Element box records
## START

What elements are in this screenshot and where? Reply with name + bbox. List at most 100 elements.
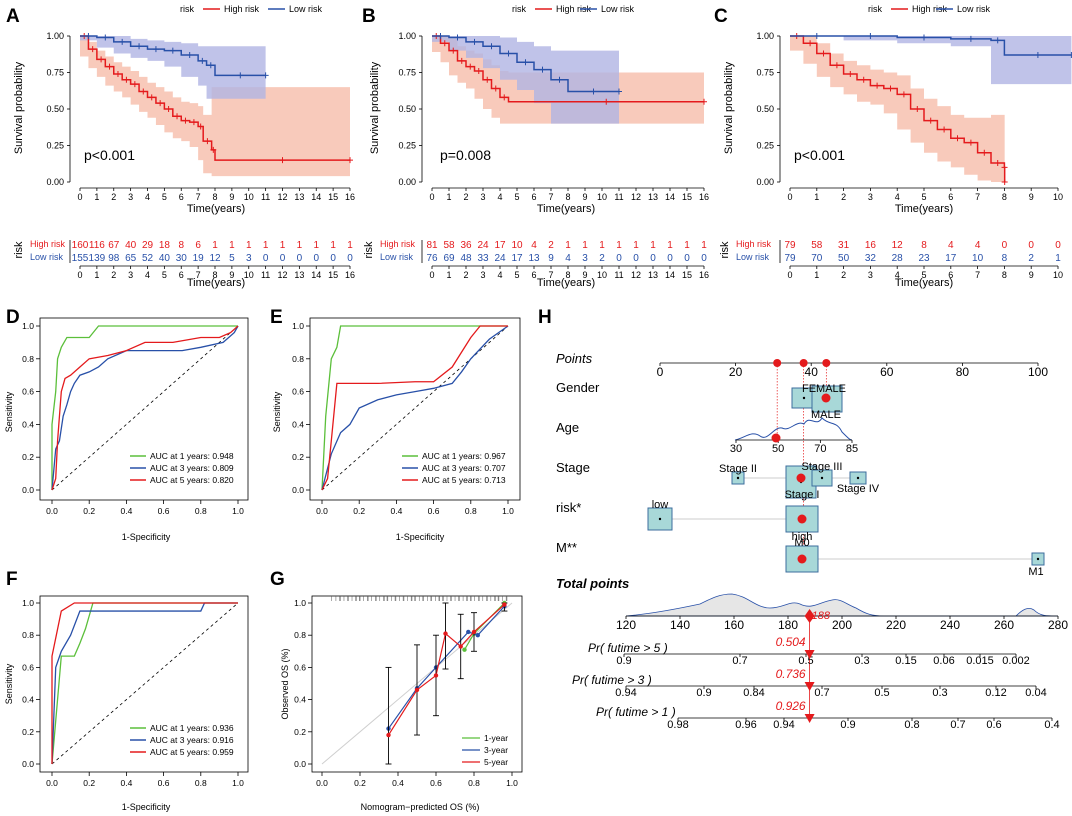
stage-label: Stage bbox=[556, 460, 590, 475]
risk-count-low: 2 bbox=[1028, 253, 1034, 264]
survival-line-high-a bbox=[80, 35, 350, 161]
censor-mark-high bbox=[131, 81, 138, 88]
risk-x-tick-label: 4 bbox=[145, 270, 150, 280]
risk-count-high: 1 bbox=[297, 240, 303, 251]
censor-mark-high bbox=[847, 70, 854, 77]
ci-band-low-c bbox=[790, 36, 1072, 85]
panel-c: C risk High risk Low risk Survival proba… bbox=[714, 4, 1072, 289]
y-tick-label: 1.0 bbox=[292, 321, 304, 331]
risk-x-tick-label: 12 bbox=[277, 270, 287, 280]
x-tick-label: 1.0 bbox=[232, 778, 244, 788]
risk-x-tick-label: 8 bbox=[1002, 270, 1007, 280]
risk-x-tick-label: 16 bbox=[699, 270, 709, 280]
total-tick-label: 260 bbox=[994, 618, 1014, 632]
risk-x-tick-label: 5 bbox=[921, 270, 926, 280]
prediction-value: 0.736 bbox=[776, 667, 806, 681]
prediction-label: Pr( futime > 3 ) bbox=[572, 673, 652, 687]
risk-count-high: 36 bbox=[460, 240, 472, 251]
x-tick-label: 1.0 bbox=[232, 506, 244, 516]
calibration-point bbox=[462, 647, 467, 652]
prediction-tick-label: 0.9 bbox=[840, 719, 855, 731]
risk-count-low: 33 bbox=[477, 253, 489, 264]
risk-count-low: 0 bbox=[650, 253, 656, 264]
risk-x-tick-label: 5 bbox=[162, 270, 167, 280]
censor-mark-high bbox=[148, 94, 155, 101]
survival-line-low-a bbox=[80, 35, 266, 77]
censor-mark-high bbox=[927, 117, 934, 124]
pvalue-a: p<0.001 bbox=[84, 147, 135, 163]
x-tick-label: 0.4 bbox=[392, 778, 404, 788]
censor-mark-low bbox=[152, 46, 159, 53]
calibration-plot-g: 0.0 0.0 0.2 0.2 0.4 0.4 0.6 0.6 0.8 0.8 1.0 1.0 1-ye… bbox=[294, 595, 523, 788]
risk-x-tick-label: 12 bbox=[631, 270, 641, 280]
points-tick-label: 100 bbox=[1028, 365, 1048, 379]
panel-label-f: F bbox=[6, 569, 18, 590]
censor-mark-high bbox=[89, 46, 96, 53]
prediction-tick-label: 0.12 bbox=[985, 687, 1006, 699]
risk-count-low: 32 bbox=[865, 253, 877, 264]
panel-e: E Sensitivity 1-Specificity 0.0 0.0 0.2 0.2… bbox=[270, 307, 521, 542]
total-density bbox=[625, 593, 1059, 617]
censor-mark-high bbox=[347, 157, 353, 164]
roc-plot-f: 0.0 0.0 0.2 0.2 0.4 0.4 0.6 0.6 0.8 0.8 1.0 1.0 AUC … bbox=[22, 595, 249, 788]
legend-label: AUC at 5 years: 0.820 bbox=[150, 475, 234, 485]
xlabel-c: Time(years) bbox=[895, 203, 953, 215]
y-tick-label: 0.6 bbox=[294, 662, 306, 672]
censor-mark-low bbox=[119, 38, 126, 45]
risk-x-tick-label: 4 bbox=[895, 270, 900, 280]
y-tick-label: 0.6 bbox=[22, 387, 34, 397]
prediction-tick-label: 0.94 bbox=[773, 719, 794, 731]
risk-count-high: 17 bbox=[494, 240, 506, 251]
censor-mark-low bbox=[813, 33, 820, 39]
risk-x-tick-label: 3 bbox=[128, 270, 133, 280]
censor-mark-low bbox=[199, 57, 206, 64]
x-tick-label: 0.4 bbox=[120, 506, 132, 516]
risk-count-high: 24 bbox=[477, 240, 489, 251]
y-tick-label: 0.8 bbox=[294, 630, 306, 640]
legend-label: 3-year bbox=[484, 745, 508, 755]
calibration-point bbox=[414, 687, 420, 693]
x-tick-label: 10 bbox=[597, 192, 607, 202]
censor-mark-low bbox=[136, 43, 143, 50]
risk-x-tick-label: 16 bbox=[345, 270, 355, 280]
risk-count-high: 1 bbox=[599, 240, 605, 251]
risk-x-tick-label: 14 bbox=[665, 270, 675, 280]
risk-x-tick-label: 0 bbox=[787, 270, 792, 280]
risk-x-tick-label: 7 bbox=[975, 270, 980, 280]
risk-x-tick-label: 15 bbox=[328, 270, 338, 280]
x-tick-label: 1 bbox=[446, 192, 451, 202]
panel-label-b: B bbox=[362, 6, 376, 27]
panel-f: F Sensitivity 1-Specificity 0.0 0.0 0.2 0.2… bbox=[4, 569, 249, 812]
legend-high-c: High risk bbox=[912, 4, 948, 14]
plot-frame bbox=[309, 317, 521, 501]
y-tick-label: 0.0 bbox=[22, 759, 34, 769]
risk-x-tick-label: 6 bbox=[531, 270, 536, 280]
censor-mark-high bbox=[860, 76, 867, 83]
risk-x-tick-label: 15 bbox=[682, 270, 692, 280]
legend-label: AUC at 5 years: 0.959 bbox=[150, 747, 234, 757]
risk-count-low: 30 bbox=[176, 253, 188, 264]
roc-plot-d: 0.0 0.0 0.2 0.2 0.4 0.4 0.6 0.6 0.8 0.8 1.0 1.0 AUC … bbox=[22, 317, 249, 516]
x-tick-label: 0.8 bbox=[195, 778, 207, 788]
roc-curve-high bbox=[51, 602, 238, 764]
censor-mark-low bbox=[237, 72, 244, 79]
risk-x-tick-label: 2 bbox=[463, 270, 468, 280]
risk-count-high: 79 bbox=[784, 240, 796, 251]
risk-count-low: 0 bbox=[667, 253, 673, 264]
censor-mark-high bbox=[484, 76, 491, 83]
calibration-point bbox=[443, 631, 448, 636]
risk-x-tick-label: 1 bbox=[446, 270, 451, 280]
y-tick-label: 0.25 bbox=[756, 141, 774, 151]
risk-table-title-b: risk bbox=[363, 241, 375, 259]
risk-x-tick-label: 9 bbox=[582, 270, 587, 280]
censor-mark-high bbox=[140, 88, 147, 95]
censor-mark-high bbox=[98, 56, 105, 63]
calibration-point bbox=[386, 732, 391, 738]
y-tick-label: 0.6 bbox=[292, 387, 304, 397]
points-tick-label: 60 bbox=[880, 365, 894, 379]
prediction-tick-label: 0.5 bbox=[798, 655, 813, 667]
censor-mark-high bbox=[279, 157, 286, 164]
box-stage-iii-center bbox=[820, 476, 824, 480]
risk-count-high: 1 bbox=[565, 240, 571, 251]
roc-curve-low bbox=[321, 325, 509, 491]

## END

** TASK STATEMENT **
Reproduce every line of the material above word for word, leaving out the pictures.

** EXERCISE SOLUTION **
What elements are in this screenshot and where? Reply with name + bbox. List at most 100 elements.
stage-label: Stage bbox=[556, 460, 590, 475]
risk-count-low: 2 bbox=[1028, 253, 1034, 264]
survival-line-high-a bbox=[80, 35, 350, 161]
censor-mark-high bbox=[131, 81, 138, 88]
risk-x-tick-label: 4 bbox=[145, 270, 150, 280]
risk-count-high: 1 bbox=[297, 240, 303, 251]
censor-mark-high bbox=[847, 70, 854, 77]
ci-band-low-c bbox=[790, 36, 1072, 85]
panel-c: C risk High risk Low risk Survival proba… bbox=[714, 4, 1072, 289]
y-tick-label: 1.0 bbox=[292, 321, 304, 331]
risk-x-tick-label: 12 bbox=[277, 270, 287, 280]
x-tick-label: 1.0 bbox=[232, 778, 244, 788]
risk-x-tick-label: 8 bbox=[1002, 270, 1007, 280]
risk-x-tick-label: 16 bbox=[699, 270, 709, 280]
total-tick-label: 260 bbox=[994, 618, 1014, 632]
risk-x-tick-label: 5 bbox=[921, 270, 926, 280]
prediction-value: 0.736 bbox=[776, 667, 806, 681]
prediction-label: Pr( futime > 3 ) bbox=[572, 673, 652, 687]
risk-count-high: 36 bbox=[460, 240, 472, 251]
x-tick-label: 1.0 bbox=[232, 506, 244, 516]
calibration-point bbox=[462, 647, 467, 652]
prediction-tick-label: 0.9 bbox=[840, 719, 855, 731]
risk-count-low: 33 bbox=[477, 253, 489, 264]
risk-count-low: 0 bbox=[650, 253, 656, 264]
risk-x-tick-label: 5 bbox=[162, 270, 167, 280]
censor-mark-high bbox=[148, 94, 155, 101]
survival-line-low-a bbox=[80, 35, 266, 77]
censor-mark-high bbox=[927, 117, 934, 124]
pvalue-a: p<0.001 bbox=[84, 147, 135, 163]
x-tick-label: 0.4 bbox=[392, 778, 404, 788]
censor-mark-low bbox=[152, 46, 159, 53]
calibration-plot-g: 0.0 0.0 0.2 0.2 0.4 0.4 0.6 0.6 0.8 0.8 1.0 1.0 1-ye… bbox=[294, 595, 523, 788]
risk-x-tick-label: 12 bbox=[631, 270, 641, 280]
points-tick-label: 100 bbox=[1028, 365, 1048, 379]
panel-label-f: F bbox=[6, 569, 18, 590]
censor-mark-high bbox=[89, 46, 96, 53]
prediction-tick-label: 0.12 bbox=[985, 687, 1006, 699]
risk-count-low: 32 bbox=[865, 253, 877, 264]
panel-e: E Sensitivity 1-Specificity 0.0 0.0 0.2 0.2… bbox=[270, 307, 521, 542]
total-density bbox=[625, 593, 1059, 617]
censor-mark-high bbox=[347, 157, 353, 164]
roc-plot-f: 0.0 0.0 0.2 0.2 0.4 0.4 0.6 0.6 0.8 0.8 1.0 1.0 AUC … bbox=[22, 595, 249, 788]
legend-label: AUC at 5 years: 0.820 bbox=[150, 475, 234, 485]
xlabel-c: Time(years) bbox=[895, 203, 953, 215]
y-tick-label: 0.6 bbox=[294, 662, 306, 672]
censor-mark-low bbox=[119, 38, 126, 45]
risk-x-tick-label: 4 bbox=[895, 270, 900, 280]
y-tick-label: 0.6 bbox=[22, 387, 34, 397]
prediction-tick-label: 0.94 bbox=[773, 719, 794, 731]
risk-count-high: 17 bbox=[494, 240, 506, 251]
censor-mark-low bbox=[813, 33, 820, 39]
risk-x-tick-label: 3 bbox=[128, 270, 133, 280]
censor-mark-low bbox=[199, 57, 206, 64]
x-tick-label: 0.4 bbox=[120, 506, 132, 516]
risk-count-high: 24 bbox=[477, 240, 489, 251]
y-tick-label: 0.8 bbox=[294, 630, 306, 640]
legend-label: 3-year bbox=[484, 745, 508, 755]
calibration-point bbox=[414, 687, 420, 693]
x-tick-label: 10 bbox=[597, 192, 607, 202]
censor-mark-low bbox=[136, 43, 143, 50]
risk-x-tick-label: 16 bbox=[345, 270, 355, 280]
risk-count-high: 1 bbox=[599, 240, 605, 251]
risk-x-tick-label: 14 bbox=[665, 270, 675, 280]
risk-x-tick-label: 0 bbox=[787, 270, 792, 280]
risk-x-tick-label: 7 bbox=[975, 270, 980, 280]
risk-x-tick-label: 15 bbox=[328, 270, 338, 280]
x-tick-label: 1 bbox=[446, 192, 451, 202]
panel-label-b: B bbox=[362, 6, 376, 27]
panel-f: F Sensitivity 1-Specificity 0.0 0.0 0.2 0.2… bbox=[4, 569, 249, 812]
legend-high-c: High risk bbox=[912, 4, 948, 14]
plot-frame bbox=[309, 317, 521, 501]
y-tick-label: 0.0 bbox=[22, 759, 34, 769]
risk-x-tick-label: 6 bbox=[531, 270, 536, 280]
censor-mark-high bbox=[860, 76, 867, 83]
risk-x-tick-label: 15 bbox=[682, 270, 692, 280]
legend-label: AUC at 5 years: 0.959 bbox=[150, 747, 234, 757]
risk-count-low: 30 bbox=[176, 253, 188, 264]
roc-plot-d: 0.0 0.0 0.2 0.2 0.4 0.4 0.6 0.6 0.8 0.8 1.0 1.0 AUC … bbox=[22, 317, 249, 516]
x-tick-label: 0.8 bbox=[195, 778, 207, 788]
roc-curve-high bbox=[51, 602, 238, 764]
censor-mark-low bbox=[237, 72, 244, 79]
risk-x-tick-label: 2 bbox=[463, 270, 468, 280]
risk-count-high: 79 bbox=[784, 240, 796, 251]
risk-count-low: 0 bbox=[667, 253, 673, 264]
censor-mark-high bbox=[484, 76, 491, 83]
calibration-point bbox=[443, 631, 448, 636]
risk-x-tick-label: 1 bbox=[446, 270, 451, 280]
y-tick-label: 0.25 bbox=[756, 141, 774, 151]
risk-table-title-b: risk bbox=[363, 241, 375, 259]
risk-x-tick-label: 9 bbox=[582, 270, 587, 280]
censor-mark-high bbox=[140, 88, 147, 95]
censor-mark-high bbox=[98, 56, 105, 63]
calibration-point bbox=[386, 732, 391, 738]
y-tick-label: 0.6 bbox=[292, 387, 304, 397]
points-tick-label: 60 bbox=[880, 365, 894, 379]
prediction-tick-label: 0.5 bbox=[798, 655, 813, 667]
censor-mark-high bbox=[279, 157, 286, 164]
box-stage-iii-center bbox=[820, 476, 824, 480]
risk-count-high: 1 bbox=[565, 240, 571, 251]
roc-curve-low bbox=[321, 325, 509, 491]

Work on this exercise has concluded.